REQUEST » Records follow. Copy every line with "vehículo".
|---|
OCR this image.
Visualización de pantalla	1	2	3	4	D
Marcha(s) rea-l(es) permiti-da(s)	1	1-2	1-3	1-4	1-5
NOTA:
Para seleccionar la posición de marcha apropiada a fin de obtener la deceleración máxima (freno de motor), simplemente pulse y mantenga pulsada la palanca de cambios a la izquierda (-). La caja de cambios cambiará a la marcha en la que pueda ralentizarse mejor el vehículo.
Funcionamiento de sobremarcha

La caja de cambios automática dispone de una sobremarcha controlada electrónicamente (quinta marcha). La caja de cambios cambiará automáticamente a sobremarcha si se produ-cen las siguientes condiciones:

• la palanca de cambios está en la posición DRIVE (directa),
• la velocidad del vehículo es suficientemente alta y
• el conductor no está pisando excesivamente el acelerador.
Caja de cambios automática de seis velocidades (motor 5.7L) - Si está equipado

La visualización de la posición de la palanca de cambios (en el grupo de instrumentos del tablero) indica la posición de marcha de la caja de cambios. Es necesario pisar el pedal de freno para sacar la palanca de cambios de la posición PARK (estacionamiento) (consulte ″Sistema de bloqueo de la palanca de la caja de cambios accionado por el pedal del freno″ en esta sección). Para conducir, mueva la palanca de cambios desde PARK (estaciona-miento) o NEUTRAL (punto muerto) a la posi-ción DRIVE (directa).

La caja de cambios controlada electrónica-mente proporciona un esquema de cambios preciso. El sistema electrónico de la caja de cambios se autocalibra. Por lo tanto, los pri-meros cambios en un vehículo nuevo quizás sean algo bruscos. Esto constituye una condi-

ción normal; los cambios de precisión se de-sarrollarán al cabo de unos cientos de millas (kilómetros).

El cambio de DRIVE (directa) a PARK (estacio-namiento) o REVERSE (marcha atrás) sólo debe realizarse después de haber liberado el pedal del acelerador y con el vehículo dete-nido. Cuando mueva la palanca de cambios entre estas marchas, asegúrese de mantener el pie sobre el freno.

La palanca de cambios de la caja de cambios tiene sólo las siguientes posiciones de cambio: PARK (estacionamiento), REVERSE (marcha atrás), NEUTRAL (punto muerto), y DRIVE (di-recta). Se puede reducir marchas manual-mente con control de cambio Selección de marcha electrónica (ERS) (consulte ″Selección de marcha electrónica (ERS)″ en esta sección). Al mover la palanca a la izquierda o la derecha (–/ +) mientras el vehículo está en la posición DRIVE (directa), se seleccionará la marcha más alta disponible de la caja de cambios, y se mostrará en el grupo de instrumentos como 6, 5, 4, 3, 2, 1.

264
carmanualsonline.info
|---|
RESPONSE TO THIS TASK »
Para seleccionar la posición de marcha apropiada a fin de obtener la deceleración máxima (freno de motor), simplemente pulse y mantenga pulsada la palanca de cambios a la izquierda (-). La caja de cambios cambiará a la marcha en la que pueda ralentizarse mejor el vehículo.
• la velocidad del vehículo es suficientemente alta y
La caja de cambios controlada electrónica-mente proporciona un esquema de cambios preciso. El sistema electrónico de la caja de cambios se autocalibra. Por lo tanto, los pri-meros cambios en un vehículo nuevo quizás sean algo bruscos. Esto constituye una condi-
El cambio de DRIVE (directa) a PARK (estacio-namiento) o REVERSE (marcha atrás) sólo debe realizarse después de haber liberado el pedal del acelerador y con el vehículo dete-nido. Cuando mueva la palanca de cambios entre estas marchas, asegúrese de mantener el pie sobre el freno.
La palanca de cambios de la caja de cambios tiene sólo las siguientes posiciones de cambio: PARK (estacionamiento), REVERSE (marcha atrás), NEUTRAL (punto muerto), y DRIVE (di-recta). Se puede reducir marchas manual-mente con control de cambio Selección de marcha electrónica (ERS) (consulte ″Selección de marcha electrónica (ERS)″ en esta sección). Al mover la palanca a la izquierda o la derecha (–/ +) mientras el vehículo está en la posición DRIVE (directa), se seleccionará la marcha más alta disponible de la caja de cambios, y se mostrará en el grupo de instrumentos como 6, 5, 4, 3, 2, 1.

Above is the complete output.